**WHAT THE TASK REQUIRES:** Write out the material exactly, leaving every picture behind.

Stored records

━━━━━━

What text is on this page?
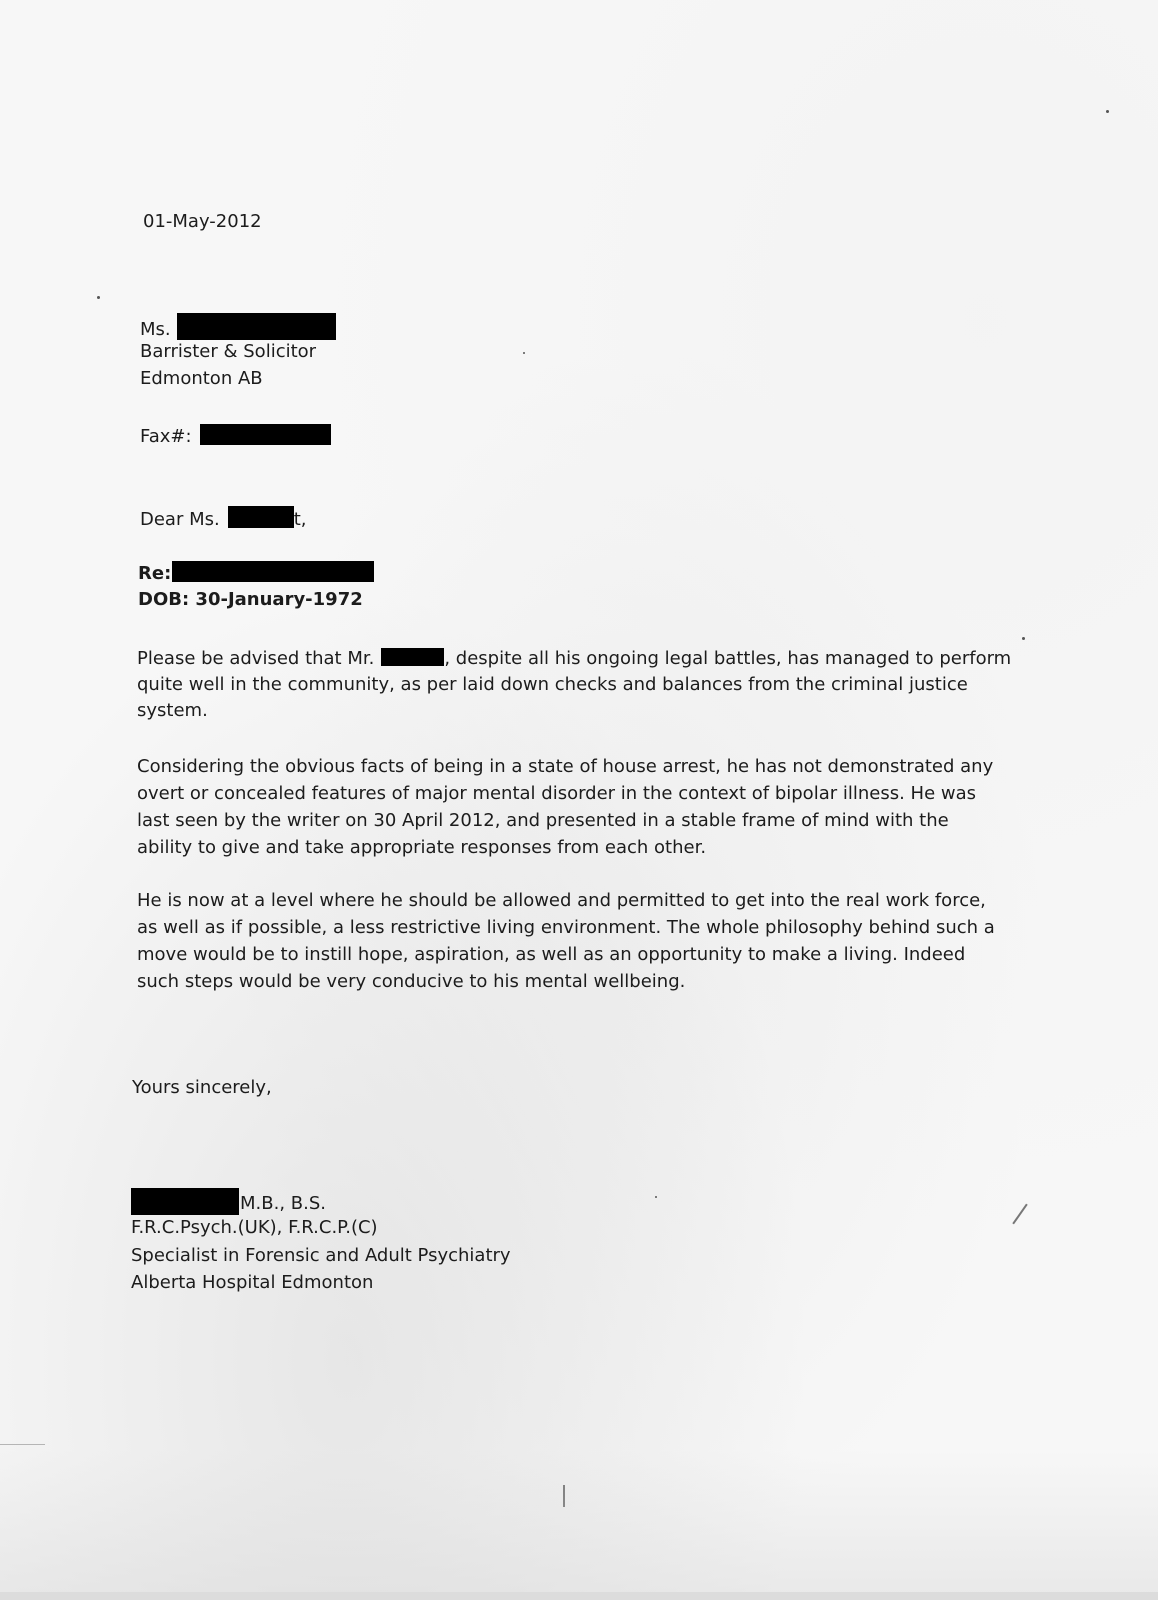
01-May-2012
Ms.
Barrister & Solicitor
Edmonton AB
Fax#:
Dear Ms.	t,
Re:
DOB: 30-January-1972
Please be advised that Mr.	, despite all his ongoing legal battles, has managed to perform
quite well in the community, as per laid down checks and balances from the criminal justice
system.
Considering the obvious facts of being in a state of house arrest, he has not demonstrated any
overt or concealed features of major mental disorder in the context of bipolar illness. He was
last seen by the writer on 30 April 2012, and presented in a stable frame of mind with the
ability to give and take appropriate responses from each other.
He is now at a level where he should be allowed and permitted to get into the real work force,
as well as if possible, a less restrictive living environment. The whole philosophy behind such a
move would be to instill hope, aspiration, as well as an opportunity to make a living. Indeed
such steps would be very conducive to his mental wellbeing.
Yours sincerely,
M.B., B.S.
F.R.C.Psych.(UK), F.R.C.P.(C)
Specialist in Forensic and Adult Psychiatry
Alberta Hospital Edmonton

━━━━━━

**PROBLEM SOLUTION:**
What text is on this page?
01-May-2012
Ms.
Barrister & Solicitor
Edmonton AB
Fax#:
Dear Ms.	t,
Re:
DOB: 30-January-1972
Please be advised that Mr.	, despite all his ongoing legal battles, has managed to perform
quite well in the community, as per laid down checks and balances from the criminal justice
system.
Considering the obvious facts of being in a state of house arrest, he has not demonstrated any
overt or concealed features of major mental disorder in the context of bipolar illness. He was
last seen by the writer on 30 April 2012, and presented in a stable frame of mind with the
ability to give and take appropriate responses from each other.
He is now at a level where he should be allowed and permitted to get into the real work force,
as well as if possible, a less restrictive living environment. The whole philosophy behind such a
move would be to instill hope, aspiration, as well as an opportunity to make a living. Indeed
such steps would be very conducive to his mental wellbeing.
Yours sincerely,
M.B., B.S.
F.R.C.Psych.(UK), F.R.C.P.(C)
Specialist in Forensic and Adult Psychiatry
Alberta Hospital Edmonton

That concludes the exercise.